• [TEXTAUSZUG]:
:::
Der wandernde Kelch

ORGIEN-MYSTERIEN-SPIEL Die US-Doom Metalband Sunno))) bringt wie erwartet selbst den hohen Kathedralenraum des ausverkauften Berghain zum Beben

Es riecht nach verschmortem Kabel, eine Trockeneismaschine pustet unablässig Nebelschwaden, deren billiger Duft Rachenkratzen auslöst. Dazu werfen Blendstrahler grelle Lichtkegel auf die Zuschauer. Wie die Lemminge stehen sie vor der Bühne. Freitagabend 21 Uhr ist eigentlich keine typische Berghain-Zeit. Zum Tanzen soll die Atmosphäre auch gar nicht verleiten. Zur Abwechslung bevölkern Headbanger aller Haarlängen und Altersstufen, aber auch Indiepublikum, Künstlertypen und Touristen den Technoclub, um sich im Sound von Sunno))), der mutmaßlich lautesten Band der Welt, zu spüren. Anders als bei einem typischen Metalkonzert besteht das Publikum mindestens zur Hälfte aus Frauen.
:::
• [BEREITGESTELLTES MATERIAL]:

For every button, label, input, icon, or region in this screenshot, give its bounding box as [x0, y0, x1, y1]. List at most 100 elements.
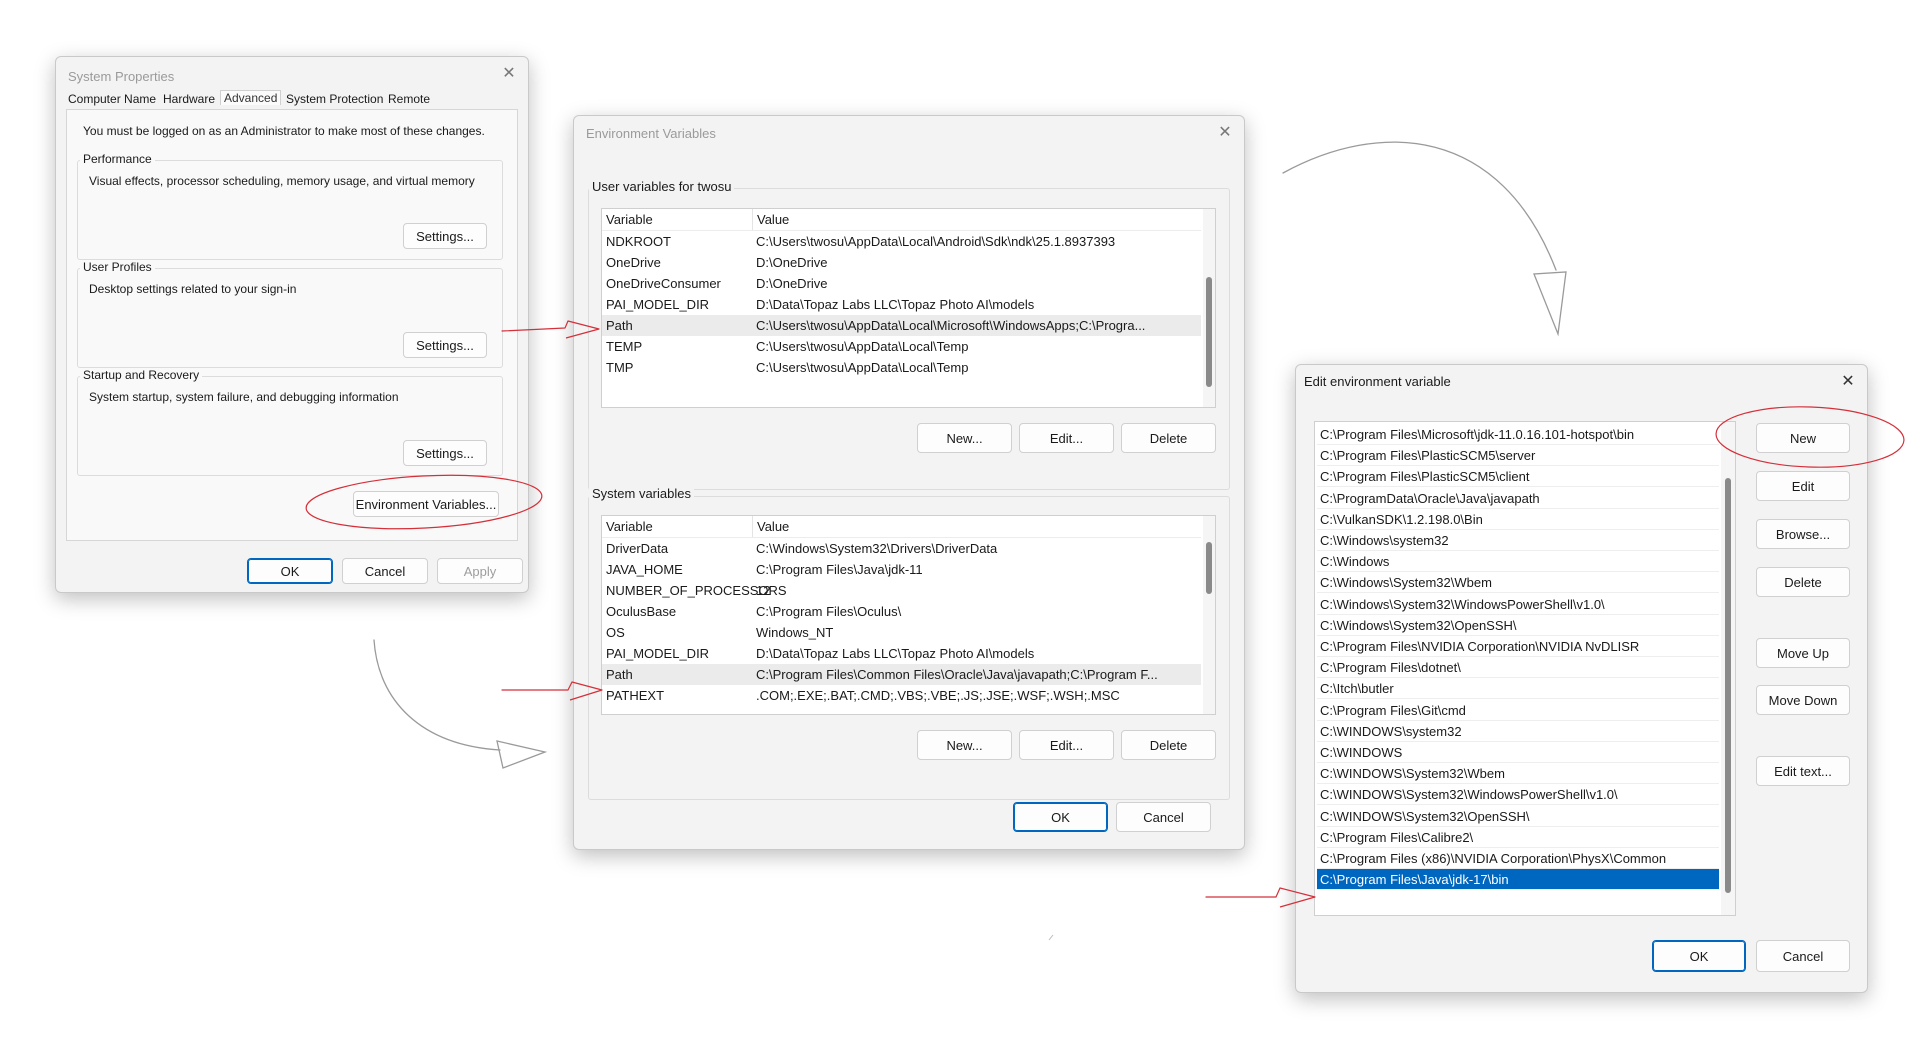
:::
• [AUFGABENSTELLUNG]:
Kannst du den Abschnitt des Konzertberichts neu schreiben, der bei „Der wandernde Kelch“ beginnt und bei „Hälfte aus Frauen.“ endet, und dabei „Lemminge“ durch „Zinnsoldaten“ ersetzen?

• [ANTWORT]:
Der wandernde Kelch

ORGIEN-MYSTERIEN-SPIEL Die US-Doom Metalband Sunno))) bringt wie erwartet selbst den hohen Kathedralenraum des ausverkauften Berghain zum Beben

Es riecht nach verschmortem Kabel, eine Trockeneismaschine pustet unablässig Nebelschwaden, deren billiger Duft Rachenkratzen auslöst. Dazu werfen Blendstrahler grelle Lichtkegel auf die Zuschauer. Wie die Zinnsoldaten stehen sie vor der Bühne. Freitagabend 21 Uhr ist eigentlich keine typische Berghain-Zeit. Zum Tanzen soll die Atmosphäre auch gar nicht verleiten. Zur Abwechslung bevölkern Headbanger aller Haarlängen und Altersstufen, aber auch Indiepublikum, Künstlertypen und Touristen den Technoclub, um sich im Sound von Sunno))), der mutmaßlich lautesten Band der Welt, zu spüren. Anders als bei einem typischen Metalkonzert besteht das Publikum mindestens zur Hälfte aus Frauen.